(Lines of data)
____________________

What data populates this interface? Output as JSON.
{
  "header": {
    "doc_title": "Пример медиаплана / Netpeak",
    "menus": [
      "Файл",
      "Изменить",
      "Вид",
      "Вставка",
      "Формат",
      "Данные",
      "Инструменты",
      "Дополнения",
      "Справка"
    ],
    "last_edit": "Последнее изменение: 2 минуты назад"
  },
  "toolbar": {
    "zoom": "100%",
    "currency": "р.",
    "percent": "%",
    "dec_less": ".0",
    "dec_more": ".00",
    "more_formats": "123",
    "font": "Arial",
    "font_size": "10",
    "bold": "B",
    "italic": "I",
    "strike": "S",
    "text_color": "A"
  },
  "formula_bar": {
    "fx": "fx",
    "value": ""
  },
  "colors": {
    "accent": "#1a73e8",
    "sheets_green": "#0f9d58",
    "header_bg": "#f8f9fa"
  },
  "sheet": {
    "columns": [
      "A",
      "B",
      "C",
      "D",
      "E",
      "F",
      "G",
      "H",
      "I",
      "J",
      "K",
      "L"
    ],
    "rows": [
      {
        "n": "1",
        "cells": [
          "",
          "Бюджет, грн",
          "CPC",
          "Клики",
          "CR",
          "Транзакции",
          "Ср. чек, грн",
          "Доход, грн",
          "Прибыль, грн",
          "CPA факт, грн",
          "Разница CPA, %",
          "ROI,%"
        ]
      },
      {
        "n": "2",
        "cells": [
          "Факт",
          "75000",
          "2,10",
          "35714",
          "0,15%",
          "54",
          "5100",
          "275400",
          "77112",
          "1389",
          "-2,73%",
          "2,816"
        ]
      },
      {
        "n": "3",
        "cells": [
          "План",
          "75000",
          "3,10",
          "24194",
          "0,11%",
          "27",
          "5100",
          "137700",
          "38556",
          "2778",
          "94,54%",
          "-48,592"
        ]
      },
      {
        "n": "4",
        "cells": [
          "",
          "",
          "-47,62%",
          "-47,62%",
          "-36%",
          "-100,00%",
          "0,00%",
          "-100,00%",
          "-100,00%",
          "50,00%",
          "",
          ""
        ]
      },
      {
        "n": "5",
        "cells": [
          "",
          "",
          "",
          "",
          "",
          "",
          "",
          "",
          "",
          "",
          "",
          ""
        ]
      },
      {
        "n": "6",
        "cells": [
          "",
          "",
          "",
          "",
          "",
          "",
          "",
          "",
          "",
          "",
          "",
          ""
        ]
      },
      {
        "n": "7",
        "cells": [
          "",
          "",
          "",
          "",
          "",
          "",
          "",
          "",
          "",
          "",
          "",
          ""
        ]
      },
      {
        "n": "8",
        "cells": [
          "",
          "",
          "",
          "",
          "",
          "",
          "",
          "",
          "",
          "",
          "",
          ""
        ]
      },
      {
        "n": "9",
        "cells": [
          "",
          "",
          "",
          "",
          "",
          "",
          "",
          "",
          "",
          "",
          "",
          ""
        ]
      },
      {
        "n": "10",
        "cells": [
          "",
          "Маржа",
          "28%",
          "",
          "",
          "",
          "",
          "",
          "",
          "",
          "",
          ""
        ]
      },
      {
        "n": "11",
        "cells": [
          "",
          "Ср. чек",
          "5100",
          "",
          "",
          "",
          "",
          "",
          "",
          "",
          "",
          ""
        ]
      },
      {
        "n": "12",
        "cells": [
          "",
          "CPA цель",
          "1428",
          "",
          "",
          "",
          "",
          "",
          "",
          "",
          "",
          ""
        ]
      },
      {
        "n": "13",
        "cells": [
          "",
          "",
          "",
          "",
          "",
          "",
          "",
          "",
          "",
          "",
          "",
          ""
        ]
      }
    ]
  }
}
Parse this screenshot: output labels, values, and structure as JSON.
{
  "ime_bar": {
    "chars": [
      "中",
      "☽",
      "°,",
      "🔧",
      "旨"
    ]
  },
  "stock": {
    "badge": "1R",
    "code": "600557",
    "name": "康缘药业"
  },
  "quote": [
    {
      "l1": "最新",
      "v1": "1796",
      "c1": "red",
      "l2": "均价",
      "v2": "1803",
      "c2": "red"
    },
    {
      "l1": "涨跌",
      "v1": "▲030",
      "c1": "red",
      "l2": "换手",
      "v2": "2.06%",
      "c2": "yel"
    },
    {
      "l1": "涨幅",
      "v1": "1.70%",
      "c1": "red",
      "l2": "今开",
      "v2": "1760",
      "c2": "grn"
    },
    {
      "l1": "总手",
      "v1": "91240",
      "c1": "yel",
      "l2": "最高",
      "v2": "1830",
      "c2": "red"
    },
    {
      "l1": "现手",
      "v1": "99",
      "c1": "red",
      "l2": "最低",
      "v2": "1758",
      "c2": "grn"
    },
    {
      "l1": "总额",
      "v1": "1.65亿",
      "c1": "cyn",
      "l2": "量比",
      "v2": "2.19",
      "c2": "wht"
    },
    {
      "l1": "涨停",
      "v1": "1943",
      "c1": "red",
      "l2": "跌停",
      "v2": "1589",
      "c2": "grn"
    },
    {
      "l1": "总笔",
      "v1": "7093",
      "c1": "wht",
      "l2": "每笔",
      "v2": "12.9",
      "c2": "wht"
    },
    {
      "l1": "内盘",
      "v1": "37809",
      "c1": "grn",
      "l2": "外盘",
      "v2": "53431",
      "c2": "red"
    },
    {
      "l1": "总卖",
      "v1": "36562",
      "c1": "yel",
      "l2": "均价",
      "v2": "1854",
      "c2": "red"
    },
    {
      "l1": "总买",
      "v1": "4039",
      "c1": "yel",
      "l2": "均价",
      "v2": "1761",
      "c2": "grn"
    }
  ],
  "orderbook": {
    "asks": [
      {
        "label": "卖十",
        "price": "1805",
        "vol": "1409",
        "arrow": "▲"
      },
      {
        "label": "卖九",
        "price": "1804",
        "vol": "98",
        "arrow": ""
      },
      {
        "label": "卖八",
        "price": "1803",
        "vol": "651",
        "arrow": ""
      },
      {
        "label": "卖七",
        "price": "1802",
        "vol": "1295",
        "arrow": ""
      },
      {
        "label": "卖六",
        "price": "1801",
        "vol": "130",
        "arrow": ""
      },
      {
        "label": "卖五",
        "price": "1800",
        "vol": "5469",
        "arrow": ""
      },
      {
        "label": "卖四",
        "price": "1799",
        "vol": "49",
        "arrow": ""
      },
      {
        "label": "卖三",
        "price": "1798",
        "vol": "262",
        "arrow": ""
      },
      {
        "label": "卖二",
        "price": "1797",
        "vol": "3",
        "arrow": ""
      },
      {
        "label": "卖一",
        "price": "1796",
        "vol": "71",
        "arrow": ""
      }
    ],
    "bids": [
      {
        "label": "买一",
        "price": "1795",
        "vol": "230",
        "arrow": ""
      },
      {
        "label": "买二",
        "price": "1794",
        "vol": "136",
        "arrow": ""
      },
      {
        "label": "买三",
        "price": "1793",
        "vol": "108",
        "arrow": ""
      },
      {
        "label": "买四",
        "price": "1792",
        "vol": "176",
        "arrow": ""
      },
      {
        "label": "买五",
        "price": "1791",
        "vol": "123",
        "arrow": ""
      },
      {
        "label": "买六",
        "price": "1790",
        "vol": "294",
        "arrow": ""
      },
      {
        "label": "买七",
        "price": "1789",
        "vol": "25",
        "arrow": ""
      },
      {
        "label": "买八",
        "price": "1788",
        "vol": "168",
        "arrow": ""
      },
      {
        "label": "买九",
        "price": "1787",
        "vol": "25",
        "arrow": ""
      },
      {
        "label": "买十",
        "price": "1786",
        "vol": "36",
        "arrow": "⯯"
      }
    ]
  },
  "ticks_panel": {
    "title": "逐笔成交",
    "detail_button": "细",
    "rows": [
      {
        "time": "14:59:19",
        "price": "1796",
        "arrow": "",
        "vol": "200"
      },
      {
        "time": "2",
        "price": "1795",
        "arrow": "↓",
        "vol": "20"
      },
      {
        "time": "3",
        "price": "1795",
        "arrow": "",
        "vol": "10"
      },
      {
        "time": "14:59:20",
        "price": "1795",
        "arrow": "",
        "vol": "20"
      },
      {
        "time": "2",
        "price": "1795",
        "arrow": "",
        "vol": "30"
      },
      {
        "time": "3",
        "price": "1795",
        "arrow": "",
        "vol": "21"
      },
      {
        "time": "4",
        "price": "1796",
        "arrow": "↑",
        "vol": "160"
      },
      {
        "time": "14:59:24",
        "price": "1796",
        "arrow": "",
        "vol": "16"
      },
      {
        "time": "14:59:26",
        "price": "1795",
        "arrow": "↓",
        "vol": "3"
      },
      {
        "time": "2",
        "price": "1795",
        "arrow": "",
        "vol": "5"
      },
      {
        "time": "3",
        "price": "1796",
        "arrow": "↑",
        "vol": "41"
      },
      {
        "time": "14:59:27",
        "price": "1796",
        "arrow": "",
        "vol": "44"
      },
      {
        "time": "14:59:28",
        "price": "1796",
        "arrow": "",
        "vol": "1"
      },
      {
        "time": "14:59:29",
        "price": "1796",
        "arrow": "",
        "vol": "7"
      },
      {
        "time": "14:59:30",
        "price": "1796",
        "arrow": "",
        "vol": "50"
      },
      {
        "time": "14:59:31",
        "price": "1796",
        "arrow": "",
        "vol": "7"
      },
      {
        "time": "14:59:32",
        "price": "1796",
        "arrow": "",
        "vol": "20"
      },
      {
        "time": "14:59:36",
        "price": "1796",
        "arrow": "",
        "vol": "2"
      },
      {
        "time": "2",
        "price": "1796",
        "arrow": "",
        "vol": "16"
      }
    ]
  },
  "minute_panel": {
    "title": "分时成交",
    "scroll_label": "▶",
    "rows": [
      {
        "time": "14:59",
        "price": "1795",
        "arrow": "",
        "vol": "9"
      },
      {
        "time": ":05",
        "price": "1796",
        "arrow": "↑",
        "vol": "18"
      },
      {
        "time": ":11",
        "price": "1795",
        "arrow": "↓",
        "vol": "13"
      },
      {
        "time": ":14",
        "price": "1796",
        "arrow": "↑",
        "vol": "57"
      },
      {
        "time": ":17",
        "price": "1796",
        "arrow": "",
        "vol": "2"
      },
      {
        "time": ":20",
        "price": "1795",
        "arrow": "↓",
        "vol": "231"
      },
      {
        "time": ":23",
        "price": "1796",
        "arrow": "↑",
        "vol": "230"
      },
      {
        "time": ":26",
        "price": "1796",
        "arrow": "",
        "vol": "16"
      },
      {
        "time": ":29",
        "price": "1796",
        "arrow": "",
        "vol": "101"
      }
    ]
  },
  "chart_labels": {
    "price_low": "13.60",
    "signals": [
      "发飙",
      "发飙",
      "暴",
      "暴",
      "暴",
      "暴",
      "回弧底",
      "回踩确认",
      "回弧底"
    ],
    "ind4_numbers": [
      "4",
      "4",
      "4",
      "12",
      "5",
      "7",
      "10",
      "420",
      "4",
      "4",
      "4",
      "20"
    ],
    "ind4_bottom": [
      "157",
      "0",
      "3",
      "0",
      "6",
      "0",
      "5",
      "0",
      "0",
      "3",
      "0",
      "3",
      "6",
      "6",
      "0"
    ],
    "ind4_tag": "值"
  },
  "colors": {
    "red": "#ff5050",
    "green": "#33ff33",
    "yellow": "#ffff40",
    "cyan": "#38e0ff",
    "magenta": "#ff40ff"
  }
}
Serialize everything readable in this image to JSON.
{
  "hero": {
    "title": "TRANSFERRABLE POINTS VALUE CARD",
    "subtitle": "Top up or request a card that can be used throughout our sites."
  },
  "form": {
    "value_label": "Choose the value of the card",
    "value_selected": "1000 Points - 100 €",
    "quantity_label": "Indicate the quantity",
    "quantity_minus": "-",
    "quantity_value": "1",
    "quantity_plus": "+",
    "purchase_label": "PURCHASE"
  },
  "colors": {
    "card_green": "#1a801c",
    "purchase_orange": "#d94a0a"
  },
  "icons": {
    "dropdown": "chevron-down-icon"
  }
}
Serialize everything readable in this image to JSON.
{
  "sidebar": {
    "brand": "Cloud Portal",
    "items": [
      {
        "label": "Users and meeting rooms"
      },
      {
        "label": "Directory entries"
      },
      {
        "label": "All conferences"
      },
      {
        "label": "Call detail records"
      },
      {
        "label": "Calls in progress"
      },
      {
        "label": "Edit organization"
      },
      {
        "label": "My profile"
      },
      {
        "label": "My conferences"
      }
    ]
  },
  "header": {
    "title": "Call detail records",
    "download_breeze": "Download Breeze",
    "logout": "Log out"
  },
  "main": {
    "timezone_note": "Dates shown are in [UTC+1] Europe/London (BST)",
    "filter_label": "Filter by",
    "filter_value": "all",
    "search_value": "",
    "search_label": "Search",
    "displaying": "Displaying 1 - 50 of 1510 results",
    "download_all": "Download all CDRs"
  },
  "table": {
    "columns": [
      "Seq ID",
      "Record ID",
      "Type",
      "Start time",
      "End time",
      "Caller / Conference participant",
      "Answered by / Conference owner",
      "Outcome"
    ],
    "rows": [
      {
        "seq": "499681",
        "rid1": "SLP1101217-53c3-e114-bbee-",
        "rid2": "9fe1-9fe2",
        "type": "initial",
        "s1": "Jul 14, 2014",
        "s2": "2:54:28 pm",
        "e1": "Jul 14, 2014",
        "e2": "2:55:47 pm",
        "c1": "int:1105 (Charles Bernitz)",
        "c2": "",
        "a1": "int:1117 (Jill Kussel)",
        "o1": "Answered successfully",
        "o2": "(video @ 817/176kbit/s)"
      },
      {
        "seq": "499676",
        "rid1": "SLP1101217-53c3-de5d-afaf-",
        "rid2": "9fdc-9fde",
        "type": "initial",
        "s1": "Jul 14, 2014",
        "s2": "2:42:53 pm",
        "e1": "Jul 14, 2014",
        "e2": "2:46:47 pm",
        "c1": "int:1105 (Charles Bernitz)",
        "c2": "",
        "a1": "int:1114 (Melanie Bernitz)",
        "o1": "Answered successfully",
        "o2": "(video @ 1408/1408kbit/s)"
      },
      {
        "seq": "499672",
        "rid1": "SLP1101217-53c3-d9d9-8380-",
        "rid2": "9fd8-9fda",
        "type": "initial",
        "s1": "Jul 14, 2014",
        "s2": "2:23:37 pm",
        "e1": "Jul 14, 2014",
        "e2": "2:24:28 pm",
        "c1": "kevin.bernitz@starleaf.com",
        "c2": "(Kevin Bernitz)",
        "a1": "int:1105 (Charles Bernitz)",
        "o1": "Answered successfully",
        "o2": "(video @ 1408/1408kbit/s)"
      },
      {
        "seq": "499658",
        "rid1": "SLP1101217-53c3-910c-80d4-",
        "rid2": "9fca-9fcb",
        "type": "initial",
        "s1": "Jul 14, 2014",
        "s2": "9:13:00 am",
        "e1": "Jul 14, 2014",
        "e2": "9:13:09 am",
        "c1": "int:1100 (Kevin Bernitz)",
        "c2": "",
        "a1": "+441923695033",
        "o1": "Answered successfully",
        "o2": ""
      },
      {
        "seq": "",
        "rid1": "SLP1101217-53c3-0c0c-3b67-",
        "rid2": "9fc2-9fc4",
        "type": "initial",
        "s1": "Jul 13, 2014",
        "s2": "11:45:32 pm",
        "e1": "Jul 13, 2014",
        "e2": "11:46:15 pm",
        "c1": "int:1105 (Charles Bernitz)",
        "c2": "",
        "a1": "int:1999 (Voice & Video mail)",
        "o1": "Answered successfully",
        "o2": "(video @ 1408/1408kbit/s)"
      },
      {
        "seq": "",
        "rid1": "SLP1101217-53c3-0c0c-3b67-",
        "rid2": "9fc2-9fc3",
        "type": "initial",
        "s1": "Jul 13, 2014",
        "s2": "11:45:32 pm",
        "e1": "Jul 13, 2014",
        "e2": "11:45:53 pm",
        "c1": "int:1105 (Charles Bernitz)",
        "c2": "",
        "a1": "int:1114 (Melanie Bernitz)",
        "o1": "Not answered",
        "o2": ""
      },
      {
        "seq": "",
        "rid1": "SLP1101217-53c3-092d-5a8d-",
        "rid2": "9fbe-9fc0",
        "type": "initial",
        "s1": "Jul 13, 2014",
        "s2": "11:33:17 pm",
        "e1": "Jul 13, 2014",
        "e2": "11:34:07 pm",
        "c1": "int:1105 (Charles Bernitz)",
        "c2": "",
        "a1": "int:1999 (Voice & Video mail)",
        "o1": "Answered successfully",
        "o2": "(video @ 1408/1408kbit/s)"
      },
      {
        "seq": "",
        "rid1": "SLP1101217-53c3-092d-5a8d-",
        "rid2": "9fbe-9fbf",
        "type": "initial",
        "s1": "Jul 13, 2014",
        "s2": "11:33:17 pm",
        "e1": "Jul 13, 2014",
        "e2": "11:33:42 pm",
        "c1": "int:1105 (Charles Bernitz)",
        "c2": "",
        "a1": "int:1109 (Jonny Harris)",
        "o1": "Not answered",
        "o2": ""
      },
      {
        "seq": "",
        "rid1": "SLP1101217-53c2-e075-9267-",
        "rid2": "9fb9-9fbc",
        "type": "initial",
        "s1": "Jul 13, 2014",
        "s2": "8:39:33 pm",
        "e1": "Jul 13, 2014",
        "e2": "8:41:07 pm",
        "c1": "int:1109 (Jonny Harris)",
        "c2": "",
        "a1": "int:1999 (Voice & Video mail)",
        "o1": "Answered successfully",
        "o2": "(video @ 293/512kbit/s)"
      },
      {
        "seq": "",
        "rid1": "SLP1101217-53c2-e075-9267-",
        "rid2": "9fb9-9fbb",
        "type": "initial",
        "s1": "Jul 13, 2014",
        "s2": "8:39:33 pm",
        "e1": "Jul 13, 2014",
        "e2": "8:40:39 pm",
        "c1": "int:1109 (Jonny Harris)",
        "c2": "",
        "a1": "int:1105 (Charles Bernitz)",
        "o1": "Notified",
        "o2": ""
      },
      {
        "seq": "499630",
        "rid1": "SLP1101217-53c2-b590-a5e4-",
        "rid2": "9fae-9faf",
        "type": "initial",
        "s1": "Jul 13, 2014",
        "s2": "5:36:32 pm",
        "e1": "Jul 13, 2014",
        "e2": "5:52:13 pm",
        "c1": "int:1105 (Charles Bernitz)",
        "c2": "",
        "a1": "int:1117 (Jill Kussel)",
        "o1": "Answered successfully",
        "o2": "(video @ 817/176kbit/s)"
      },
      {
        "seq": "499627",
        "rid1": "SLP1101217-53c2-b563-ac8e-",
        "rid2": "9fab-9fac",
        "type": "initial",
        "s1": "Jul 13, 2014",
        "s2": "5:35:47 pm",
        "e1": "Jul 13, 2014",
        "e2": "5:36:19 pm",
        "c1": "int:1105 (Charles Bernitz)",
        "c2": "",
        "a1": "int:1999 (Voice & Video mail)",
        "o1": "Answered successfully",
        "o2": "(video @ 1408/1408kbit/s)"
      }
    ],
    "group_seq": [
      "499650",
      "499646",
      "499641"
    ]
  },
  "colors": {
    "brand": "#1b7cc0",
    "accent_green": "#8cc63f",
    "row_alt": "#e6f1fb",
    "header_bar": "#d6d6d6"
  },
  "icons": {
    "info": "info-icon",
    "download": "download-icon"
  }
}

____________________

▶ _SHORT EXERCISE_: From the data above, copy each line that has the string "conferences".

▶ _WRITTEN RESPONSE_:
        "label": "All conferences"
        "label": "My conferences"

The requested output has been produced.